TASK —
Scan the listing below and copy every line holding "decisions".
+++ SOURCE RECORDS
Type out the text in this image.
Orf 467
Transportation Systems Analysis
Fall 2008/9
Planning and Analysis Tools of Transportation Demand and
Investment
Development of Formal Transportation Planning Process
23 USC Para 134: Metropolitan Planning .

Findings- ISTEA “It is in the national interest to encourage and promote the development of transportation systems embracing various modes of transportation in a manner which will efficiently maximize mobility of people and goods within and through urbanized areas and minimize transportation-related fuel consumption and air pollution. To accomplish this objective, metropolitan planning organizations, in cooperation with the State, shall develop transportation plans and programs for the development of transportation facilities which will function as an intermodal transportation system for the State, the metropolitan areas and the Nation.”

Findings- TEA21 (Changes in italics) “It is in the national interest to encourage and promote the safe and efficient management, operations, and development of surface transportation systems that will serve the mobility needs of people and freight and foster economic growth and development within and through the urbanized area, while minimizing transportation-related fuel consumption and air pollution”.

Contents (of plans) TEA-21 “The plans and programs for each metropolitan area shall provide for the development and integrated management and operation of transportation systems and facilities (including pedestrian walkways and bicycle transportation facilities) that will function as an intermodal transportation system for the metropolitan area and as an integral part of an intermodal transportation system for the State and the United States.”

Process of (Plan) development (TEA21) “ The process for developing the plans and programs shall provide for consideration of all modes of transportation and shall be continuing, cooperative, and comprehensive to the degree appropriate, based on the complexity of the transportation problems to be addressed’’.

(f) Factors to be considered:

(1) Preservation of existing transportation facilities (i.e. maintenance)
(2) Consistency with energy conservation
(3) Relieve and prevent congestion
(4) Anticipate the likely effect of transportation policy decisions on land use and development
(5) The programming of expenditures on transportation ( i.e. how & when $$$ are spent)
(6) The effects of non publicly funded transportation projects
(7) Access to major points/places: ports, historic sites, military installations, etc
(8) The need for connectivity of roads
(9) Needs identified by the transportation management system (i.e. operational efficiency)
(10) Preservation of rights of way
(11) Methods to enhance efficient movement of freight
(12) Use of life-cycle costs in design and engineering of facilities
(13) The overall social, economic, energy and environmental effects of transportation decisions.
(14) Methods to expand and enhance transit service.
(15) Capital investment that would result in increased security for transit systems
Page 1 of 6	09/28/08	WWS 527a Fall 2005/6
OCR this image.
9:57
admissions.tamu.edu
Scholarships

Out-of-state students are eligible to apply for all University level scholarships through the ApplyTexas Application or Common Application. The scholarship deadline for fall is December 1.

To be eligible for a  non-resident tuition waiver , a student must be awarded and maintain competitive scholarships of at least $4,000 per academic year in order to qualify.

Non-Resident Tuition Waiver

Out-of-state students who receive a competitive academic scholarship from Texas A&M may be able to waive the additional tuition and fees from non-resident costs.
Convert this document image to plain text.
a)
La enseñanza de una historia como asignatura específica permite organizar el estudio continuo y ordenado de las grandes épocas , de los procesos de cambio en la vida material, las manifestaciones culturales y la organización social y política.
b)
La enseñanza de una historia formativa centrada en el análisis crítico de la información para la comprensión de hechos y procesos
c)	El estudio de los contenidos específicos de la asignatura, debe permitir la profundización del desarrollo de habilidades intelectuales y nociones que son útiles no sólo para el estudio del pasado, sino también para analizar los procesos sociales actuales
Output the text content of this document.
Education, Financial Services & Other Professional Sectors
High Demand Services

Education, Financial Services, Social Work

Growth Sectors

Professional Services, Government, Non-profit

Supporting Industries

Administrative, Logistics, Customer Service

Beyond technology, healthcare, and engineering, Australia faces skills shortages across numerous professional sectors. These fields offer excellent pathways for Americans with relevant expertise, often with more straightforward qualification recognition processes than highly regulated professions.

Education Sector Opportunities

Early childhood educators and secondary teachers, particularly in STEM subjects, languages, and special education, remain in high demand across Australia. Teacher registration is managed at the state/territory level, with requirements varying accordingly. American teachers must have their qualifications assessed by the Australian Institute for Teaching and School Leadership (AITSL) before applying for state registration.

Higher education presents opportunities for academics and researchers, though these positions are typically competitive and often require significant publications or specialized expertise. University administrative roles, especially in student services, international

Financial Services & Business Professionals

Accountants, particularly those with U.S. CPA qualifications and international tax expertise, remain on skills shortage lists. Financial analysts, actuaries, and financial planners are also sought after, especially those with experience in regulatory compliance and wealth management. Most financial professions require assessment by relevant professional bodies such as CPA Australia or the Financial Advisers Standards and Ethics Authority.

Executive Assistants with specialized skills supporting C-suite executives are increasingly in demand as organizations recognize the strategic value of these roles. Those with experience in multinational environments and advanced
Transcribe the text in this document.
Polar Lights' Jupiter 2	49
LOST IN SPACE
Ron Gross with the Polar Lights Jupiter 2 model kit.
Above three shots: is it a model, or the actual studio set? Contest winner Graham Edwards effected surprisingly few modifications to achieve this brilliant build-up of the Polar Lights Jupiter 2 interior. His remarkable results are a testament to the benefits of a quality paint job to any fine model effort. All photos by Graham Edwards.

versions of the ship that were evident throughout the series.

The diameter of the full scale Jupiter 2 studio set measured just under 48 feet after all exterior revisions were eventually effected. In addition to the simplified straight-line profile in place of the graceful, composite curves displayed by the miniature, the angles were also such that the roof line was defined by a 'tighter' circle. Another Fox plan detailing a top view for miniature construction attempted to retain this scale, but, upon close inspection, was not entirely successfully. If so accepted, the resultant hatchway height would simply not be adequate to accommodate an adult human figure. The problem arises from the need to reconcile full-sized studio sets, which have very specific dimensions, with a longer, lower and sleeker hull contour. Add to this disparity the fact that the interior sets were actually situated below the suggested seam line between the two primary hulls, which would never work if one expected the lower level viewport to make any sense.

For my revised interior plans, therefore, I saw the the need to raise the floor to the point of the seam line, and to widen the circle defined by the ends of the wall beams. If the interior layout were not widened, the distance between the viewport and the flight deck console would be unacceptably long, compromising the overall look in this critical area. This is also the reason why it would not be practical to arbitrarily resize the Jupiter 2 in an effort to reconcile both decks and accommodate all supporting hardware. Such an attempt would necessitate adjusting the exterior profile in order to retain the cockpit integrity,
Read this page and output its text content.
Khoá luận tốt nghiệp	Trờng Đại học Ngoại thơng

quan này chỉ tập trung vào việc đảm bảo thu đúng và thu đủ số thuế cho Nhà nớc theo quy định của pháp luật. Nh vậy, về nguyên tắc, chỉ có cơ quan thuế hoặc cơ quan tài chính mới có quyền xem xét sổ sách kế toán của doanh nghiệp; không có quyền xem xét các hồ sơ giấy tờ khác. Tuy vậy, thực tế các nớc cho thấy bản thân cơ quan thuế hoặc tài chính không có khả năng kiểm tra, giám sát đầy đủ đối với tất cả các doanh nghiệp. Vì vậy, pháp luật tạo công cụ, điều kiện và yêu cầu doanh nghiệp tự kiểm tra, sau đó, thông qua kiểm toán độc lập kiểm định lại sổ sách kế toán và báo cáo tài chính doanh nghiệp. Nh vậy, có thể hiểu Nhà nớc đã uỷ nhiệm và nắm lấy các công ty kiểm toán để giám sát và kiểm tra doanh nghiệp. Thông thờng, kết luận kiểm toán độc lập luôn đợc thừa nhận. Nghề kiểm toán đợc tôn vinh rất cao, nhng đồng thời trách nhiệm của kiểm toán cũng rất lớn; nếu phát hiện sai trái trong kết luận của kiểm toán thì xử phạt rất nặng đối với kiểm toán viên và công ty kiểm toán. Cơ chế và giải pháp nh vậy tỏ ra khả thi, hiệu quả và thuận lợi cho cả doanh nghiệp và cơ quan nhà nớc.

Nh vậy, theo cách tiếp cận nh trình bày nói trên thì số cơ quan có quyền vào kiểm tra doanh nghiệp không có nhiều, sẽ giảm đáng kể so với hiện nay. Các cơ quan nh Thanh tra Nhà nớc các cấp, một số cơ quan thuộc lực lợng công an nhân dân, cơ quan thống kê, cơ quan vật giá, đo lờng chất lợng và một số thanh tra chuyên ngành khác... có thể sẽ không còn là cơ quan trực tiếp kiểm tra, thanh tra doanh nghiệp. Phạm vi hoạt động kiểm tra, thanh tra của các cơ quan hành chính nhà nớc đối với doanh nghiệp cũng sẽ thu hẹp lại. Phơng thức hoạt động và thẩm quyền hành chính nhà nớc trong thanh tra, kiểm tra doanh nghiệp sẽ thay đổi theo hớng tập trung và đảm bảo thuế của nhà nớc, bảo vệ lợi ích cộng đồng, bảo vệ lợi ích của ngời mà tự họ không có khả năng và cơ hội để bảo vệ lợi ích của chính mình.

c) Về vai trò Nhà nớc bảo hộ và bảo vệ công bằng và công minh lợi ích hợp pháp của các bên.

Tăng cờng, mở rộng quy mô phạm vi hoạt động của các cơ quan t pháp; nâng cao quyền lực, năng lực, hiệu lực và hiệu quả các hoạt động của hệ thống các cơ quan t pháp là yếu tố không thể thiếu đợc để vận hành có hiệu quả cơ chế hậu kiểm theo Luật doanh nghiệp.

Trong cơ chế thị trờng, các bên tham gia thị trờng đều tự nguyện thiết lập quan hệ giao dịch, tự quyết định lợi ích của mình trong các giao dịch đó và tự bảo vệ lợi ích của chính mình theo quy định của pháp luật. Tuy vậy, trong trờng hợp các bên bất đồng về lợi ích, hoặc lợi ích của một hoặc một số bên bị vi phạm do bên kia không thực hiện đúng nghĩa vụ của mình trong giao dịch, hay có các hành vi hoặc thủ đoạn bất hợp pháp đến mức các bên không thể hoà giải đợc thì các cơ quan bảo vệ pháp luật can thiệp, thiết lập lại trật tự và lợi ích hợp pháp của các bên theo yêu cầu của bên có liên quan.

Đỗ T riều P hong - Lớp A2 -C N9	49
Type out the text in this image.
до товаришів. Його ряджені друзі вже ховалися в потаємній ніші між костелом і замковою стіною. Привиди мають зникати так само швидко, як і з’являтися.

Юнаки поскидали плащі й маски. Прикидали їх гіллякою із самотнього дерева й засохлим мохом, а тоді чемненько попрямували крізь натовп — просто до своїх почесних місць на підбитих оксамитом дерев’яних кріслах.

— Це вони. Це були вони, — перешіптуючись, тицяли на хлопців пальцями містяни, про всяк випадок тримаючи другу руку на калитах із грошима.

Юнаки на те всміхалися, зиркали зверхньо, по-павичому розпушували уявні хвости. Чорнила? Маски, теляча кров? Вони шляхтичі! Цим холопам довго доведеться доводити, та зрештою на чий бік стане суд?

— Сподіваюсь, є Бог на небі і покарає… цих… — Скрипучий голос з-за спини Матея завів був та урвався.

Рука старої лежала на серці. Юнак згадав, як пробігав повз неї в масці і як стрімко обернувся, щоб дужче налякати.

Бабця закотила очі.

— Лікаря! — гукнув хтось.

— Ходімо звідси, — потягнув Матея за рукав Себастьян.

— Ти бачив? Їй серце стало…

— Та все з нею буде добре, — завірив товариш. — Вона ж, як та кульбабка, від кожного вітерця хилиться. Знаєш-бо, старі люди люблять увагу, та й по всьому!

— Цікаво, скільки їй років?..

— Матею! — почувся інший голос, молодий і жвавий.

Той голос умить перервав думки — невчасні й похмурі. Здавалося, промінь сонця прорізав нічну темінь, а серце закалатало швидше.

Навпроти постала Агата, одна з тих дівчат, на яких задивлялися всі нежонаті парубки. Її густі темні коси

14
++++++
TASK RESPONSE —
(4) Anticipate the likely effect of transportation policy decisions on land use and development
(13) The overall social, economic, energy and environmental effects of transportation decisions.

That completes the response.